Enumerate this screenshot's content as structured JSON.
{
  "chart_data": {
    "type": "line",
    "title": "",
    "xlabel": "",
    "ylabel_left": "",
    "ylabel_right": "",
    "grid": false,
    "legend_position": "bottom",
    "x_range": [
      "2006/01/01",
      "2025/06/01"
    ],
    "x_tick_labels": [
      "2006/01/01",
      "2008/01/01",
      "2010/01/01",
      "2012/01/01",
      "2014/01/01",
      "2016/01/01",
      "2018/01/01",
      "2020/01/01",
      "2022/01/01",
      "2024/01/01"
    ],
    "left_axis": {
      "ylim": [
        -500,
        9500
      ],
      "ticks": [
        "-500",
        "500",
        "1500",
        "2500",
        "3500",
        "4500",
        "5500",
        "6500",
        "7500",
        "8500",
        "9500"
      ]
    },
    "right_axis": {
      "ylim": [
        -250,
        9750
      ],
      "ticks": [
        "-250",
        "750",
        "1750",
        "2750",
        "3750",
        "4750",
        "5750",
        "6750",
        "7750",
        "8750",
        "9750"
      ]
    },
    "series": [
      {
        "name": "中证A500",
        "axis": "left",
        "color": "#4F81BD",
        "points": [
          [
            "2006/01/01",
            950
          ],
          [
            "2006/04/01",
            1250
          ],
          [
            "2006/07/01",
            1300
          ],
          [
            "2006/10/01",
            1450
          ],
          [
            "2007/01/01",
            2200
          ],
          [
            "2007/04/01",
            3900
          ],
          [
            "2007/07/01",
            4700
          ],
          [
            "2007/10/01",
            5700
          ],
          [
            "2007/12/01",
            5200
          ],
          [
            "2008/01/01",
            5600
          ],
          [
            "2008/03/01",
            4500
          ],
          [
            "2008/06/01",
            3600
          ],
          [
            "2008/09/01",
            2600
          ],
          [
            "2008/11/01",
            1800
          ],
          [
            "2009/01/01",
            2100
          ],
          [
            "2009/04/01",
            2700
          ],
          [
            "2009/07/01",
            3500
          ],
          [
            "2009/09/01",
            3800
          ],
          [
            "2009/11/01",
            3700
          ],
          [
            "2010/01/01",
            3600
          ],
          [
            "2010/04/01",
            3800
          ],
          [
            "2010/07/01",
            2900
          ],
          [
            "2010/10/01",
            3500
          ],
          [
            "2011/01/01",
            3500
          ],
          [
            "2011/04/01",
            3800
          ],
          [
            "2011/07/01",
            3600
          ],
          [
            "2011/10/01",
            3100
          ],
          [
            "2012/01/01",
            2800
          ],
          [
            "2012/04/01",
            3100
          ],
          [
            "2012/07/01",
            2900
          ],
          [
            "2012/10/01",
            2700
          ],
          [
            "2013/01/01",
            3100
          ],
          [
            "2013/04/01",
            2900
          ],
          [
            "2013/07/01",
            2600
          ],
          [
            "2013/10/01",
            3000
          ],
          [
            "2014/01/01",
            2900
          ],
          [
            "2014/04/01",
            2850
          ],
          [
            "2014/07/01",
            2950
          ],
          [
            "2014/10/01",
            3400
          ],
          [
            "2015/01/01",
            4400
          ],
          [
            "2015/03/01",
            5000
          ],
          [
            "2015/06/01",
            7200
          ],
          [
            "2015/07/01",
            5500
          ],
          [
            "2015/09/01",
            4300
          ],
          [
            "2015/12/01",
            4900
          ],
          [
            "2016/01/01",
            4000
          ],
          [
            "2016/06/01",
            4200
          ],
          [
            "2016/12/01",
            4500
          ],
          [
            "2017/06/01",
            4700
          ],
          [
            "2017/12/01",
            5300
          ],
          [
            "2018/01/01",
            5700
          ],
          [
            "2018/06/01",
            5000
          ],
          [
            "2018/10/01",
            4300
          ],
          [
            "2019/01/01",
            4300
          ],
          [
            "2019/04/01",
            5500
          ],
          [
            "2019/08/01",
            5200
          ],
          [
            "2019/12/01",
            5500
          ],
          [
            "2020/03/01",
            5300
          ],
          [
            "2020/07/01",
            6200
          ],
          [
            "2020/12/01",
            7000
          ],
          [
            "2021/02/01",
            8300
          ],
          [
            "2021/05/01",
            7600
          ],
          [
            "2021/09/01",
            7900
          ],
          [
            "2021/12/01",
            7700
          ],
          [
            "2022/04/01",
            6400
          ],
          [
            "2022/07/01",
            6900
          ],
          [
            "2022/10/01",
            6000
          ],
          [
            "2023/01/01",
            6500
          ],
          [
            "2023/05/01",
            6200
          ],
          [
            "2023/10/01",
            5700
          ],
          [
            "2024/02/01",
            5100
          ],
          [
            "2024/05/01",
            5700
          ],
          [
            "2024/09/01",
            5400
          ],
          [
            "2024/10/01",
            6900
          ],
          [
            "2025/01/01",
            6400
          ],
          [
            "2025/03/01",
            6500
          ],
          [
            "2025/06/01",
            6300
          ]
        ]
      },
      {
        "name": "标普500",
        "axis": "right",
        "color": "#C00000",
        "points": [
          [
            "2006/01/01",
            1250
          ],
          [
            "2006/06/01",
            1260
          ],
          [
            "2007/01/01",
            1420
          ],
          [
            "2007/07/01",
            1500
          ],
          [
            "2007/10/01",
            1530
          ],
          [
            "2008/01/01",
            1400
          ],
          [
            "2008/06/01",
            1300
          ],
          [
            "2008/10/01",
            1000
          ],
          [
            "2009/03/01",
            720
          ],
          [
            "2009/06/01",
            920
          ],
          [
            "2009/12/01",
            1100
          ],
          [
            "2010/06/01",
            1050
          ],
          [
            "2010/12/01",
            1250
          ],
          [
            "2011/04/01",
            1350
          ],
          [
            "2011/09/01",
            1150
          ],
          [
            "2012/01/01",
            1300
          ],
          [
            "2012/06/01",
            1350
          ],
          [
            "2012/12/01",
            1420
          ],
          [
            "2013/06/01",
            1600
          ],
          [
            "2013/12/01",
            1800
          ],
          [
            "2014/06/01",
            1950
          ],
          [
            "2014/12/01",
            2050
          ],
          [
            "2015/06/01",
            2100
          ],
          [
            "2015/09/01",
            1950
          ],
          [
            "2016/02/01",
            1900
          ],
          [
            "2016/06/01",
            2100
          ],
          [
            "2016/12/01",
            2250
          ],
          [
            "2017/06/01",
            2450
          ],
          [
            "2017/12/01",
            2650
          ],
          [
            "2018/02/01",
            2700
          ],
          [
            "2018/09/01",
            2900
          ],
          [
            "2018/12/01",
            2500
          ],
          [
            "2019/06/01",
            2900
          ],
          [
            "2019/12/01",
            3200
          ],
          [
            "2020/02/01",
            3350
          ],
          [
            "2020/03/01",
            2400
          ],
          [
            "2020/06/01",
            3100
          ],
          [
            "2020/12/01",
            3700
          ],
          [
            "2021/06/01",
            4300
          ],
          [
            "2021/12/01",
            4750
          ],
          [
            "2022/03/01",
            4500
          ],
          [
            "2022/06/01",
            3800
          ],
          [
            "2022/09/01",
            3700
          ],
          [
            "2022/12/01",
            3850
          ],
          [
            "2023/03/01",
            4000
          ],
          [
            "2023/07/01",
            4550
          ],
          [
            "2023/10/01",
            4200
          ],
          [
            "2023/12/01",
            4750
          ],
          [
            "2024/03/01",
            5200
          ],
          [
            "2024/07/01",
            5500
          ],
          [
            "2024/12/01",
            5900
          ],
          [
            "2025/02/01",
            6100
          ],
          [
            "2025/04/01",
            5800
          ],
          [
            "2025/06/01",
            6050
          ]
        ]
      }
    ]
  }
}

--*--

* [Exercise task] Write out all of the records once more, exactly.

* [Full solution]
Enumerate this screenshot's content as structured JSON.
{
  "chart_data": {
    "type": "line",
    "title": "",
    "xlabel": "",
    "ylabel_left": "",
    "ylabel_right": "",
    "grid": false,
    "legend_position": "bottom",
    "x_range": [
      "2006/01/01",
      "2025/06/01"
    ],
    "x_tick_labels": [
      "2006/01/01",
      "2008/01/01",
      "2010/01/01",
      "2012/01/01",
      "2014/01/01",
      "2016/01/01",
      "2018/01/01",
      "2020/01/01",
      "2022/01/01",
      "2024/01/01"
    ],
    "left_axis": {
      "ylim": [
        -500,
        9500
      ],
      "ticks": [
        "-500",
        "500",
        "1500",
        "2500",
        "3500",
        "4500",
        "5500",
        "6500",
        "7500",
        "8500",
        "9500"
      ]
    },
    "right_axis": {
      "ylim": [
        -250,
        9750
      ],
      "ticks": [
        "-250",
        "750",
        "1750",
        "2750",
        "3750",
        "4750",
        "5750",
        "6750",
        "7750",
        "8750",
        "9750"
      ]
    },
    "series": [
      {
        "name": "中证A500",
        "axis": "left",
        "color": "#4F81BD",
        "points": [
          [
            "2006/01/01",
            950
          ],
          [
            "2006/04/01",
            1250
          ],
          [
            "2006/07/01",
            1300
          ],
          [
            "2006/10/01",
            1450
          ],
          [
            "2007/01/01",
            2200
          ],
          [
            "2007/04/01",
            3900
          ],
          [
            "2007/07/01",
            4700
          ],
          [
            "2007/10/01",
            5700
          ],
          [
            "2007/12/01",
            5200
          ],
          [
            "2008/01/01",
            5600
          ],
          [
            "2008/03/01",
            4500
          ],
          [
            "2008/06/01",
            3600
          ],
          [
            "2008/09/01",
            2600
          ],
          [
            "2008/11/01",
            1800
          ],
          [
            "2009/01/01",
            2100
          ],
          [
            "2009/04/01",
            2700
          ],
          [
            "2009/07/01",
            3500
          ],
          [
            "2009/09/01",
            3800
          ],
          [
            "2009/11/01",
            3700
          ],
          [
            "2010/01/01",
            3600
          ],
          [
            "2010/04/01",
            3800
          ],
          [
            "2010/07/01",
            2900
          ],
          [
            "2010/10/01",
            3500
          ],
          [
            "2011/01/01",
            3500
          ],
          [
            "2011/04/01",
            3800
          ],
          [
            "2011/07/01",
            3600
          ],
          [
            "2011/10/01",
            3100
          ],
          [
            "2012/01/01",
            2800
          ],
          [
            "2012/04/01",
            3100
          ],
          [
            "2012/07/01",
            2900
          ],
          [
            "2012/10/01",
            2700
          ],
          [
            "2013/01/01",
            3100
          ],
          [
            "2013/04/01",
            2900
          ],
          [
            "2013/07/01",
            2600
          ],
          [
            "2013/10/01",
            3000
          ],
          [
            "2014/01/01",
            2900
          ],
          [
            "2014/04/01",
            2850
          ],
          [
            "2014/07/01",
            2950
          ],
          [
            "2014/10/01",
            3400
          ],
          [
            "2015/01/01",
            4400
          ],
          [
            "2015/03/01",
            5000
          ],
          [
            "2015/06/01",
            7200
          ],
          [
            "2015/07/01",
            5500
          ],
          [
            "2015/09/01",
            4300
          ],
          [
            "2015/12/01",
            4900
          ],
          [
            "2016/01/01",
            4000
          ],
          [
            "2016/06/01",
            4200
          ],
          [
            "2016/12/01",
            4500
          ],
          [
            "2017/06/01",
            4700
          ],
          [
            "2017/12/01",
            5300
          ],
          [
            "2018/01/01",
            5700
          ],
          [
            "2018/06/01",
            5000
          ],
          [
            "2018/10/01",
            4300
          ],
          [
            "2019/01/01",
            4300
          ],
          [
            "2019/04/01",
            5500
          ],
          [
            "2019/08/01",
            5200
          ],
          [
            "2019/12/01",
            5500
          ],
          [
            "2020/03/01",
            5300
          ],
          [
            "2020/07/01",
            6200
          ],
          [
            "2020/12/01",
            7000
          ],
          [
            "2021/02/01",
            8300
          ],
          [
            "2021/05/01",
            7600
          ],
          [
            "2021/09/01",
            7900
          ],
          [
            "2021/12/01",
            7700
          ],
          [
            "2022/04/01",
            6400
          ],
          [
            "2022/07/01",
            6900
          ],
          [
            "2022/10/01",
            6000
          ],
          [
            "2023/01/01",
            6500
          ],
          [
            "2023/05/01",
            6200
          ],
          [
            "2023/10/01",
            5700
          ],
          [
            "2024/02/01",
            5100
          ],
          [
            "2024/05/01",
            5700
          ],
          [
            "2024/09/01",
            5400
          ],
          [
            "2024/10/01",
            6900
          ],
          [
            "2025/01/01",
            6400
          ],
          [
            "2025/03/01",
            6500
          ],
          [
            "2025/06/01",
            6300
          ]
        ]
      },
      {
        "name": "标普500",
        "axis": "right",
        "color": "#C00000",
        "points": [
          [
            "2006/01/01",
            1250
          ],
          [
            "2006/06/01",
            1260
          ],
          [
            "2007/01/01",
            1420
          ],
          [
            "2007/07/01",
            1500
          ],
          [
            "2007/10/01",
            1530
          ],
          [
            "2008/01/01",
            1400
          ],
          [
            "2008/06/01",
            1300
          ],
          [
            "2008/10/01",
            1000
          ],
          [
            "2009/03/01",
            720
          ],
          [
            "2009/06/01",
            920
          ],
          [
            "2009/12/01",
            1100
          ],
          [
            "2010/06/01",
            1050
          ],
          [
            "2010/12/01",
            1250
          ],
          [
            "2011/04/01",
            1350
          ],
          [
            "2011/09/01",
            1150
          ],
          [
            "2012/01/01",
            1300
          ],
          [
            "2012/06/01",
            1350
          ],
          [
            "2012/12/01",
            1420
          ],
          [
            "2013/06/01",
            1600
          ],
          [
            "2013/12/01",
            1800
          ],
          [
            "2014/06/01",
            1950
          ],
          [
            "2014/12/01",
            2050
          ],
          [
            "2015/06/01",
            2100
          ],
          [
            "2015/09/01",
            1950
          ],
          [
            "2016/02/01",
            1900
          ],
          [
            "2016/06/01",
            2100
          ],
          [
            "2016/12/01",
            2250
          ],
          [
            "2017/06/01",
            2450
          ],
          [
            "2017/12/01",
            2650
          ],
          [
            "2018/02/01",
            2700
          ],
          [
            "2018/09/01",
            2900
          ],
          [
            "2018/12/01",
            2500
          ],
          [
            "2019/06/01",
            2900
          ],
          [
            "2019/12/01",
            3200
          ],
          [
            "2020/02/01",
            3350
          ],
          [
            "2020/03/01",
            2400
          ],
          [
            "2020/06/01",
            3100
          ],
          [
            "2020/12/01",
            3700
          ],
          [
            "2021/06/01",
            4300
          ],
          [
            "2021/12/01",
            4750
          ],
          [
            "2022/03/01",
            4500
          ],
          [
            "2022/06/01",
            3800
          ],
          [
            "2022/09/01",
            3700
          ],
          [
            "2022/12/01",
            3850
          ],
          [
            "2023/03/01",
            4000
          ],
          [
            "2023/07/01",
            4550
          ],
          [
            "2023/10/01",
            4200
          ],
          [
            "2023/12/01",
            4750
          ],
          [
            "2024/03/01",
            5200
          ],
          [
            "2024/07/01",
            5500
          ],
          [
            "2024/12/01",
            5900
          ],
          [
            "2025/02/01",
            6100
          ],
          [
            "2025/04/01",
            5800
          ],
          [
            "2025/06/01",
            6050
          ]
        ]
      }
    ]
  }
}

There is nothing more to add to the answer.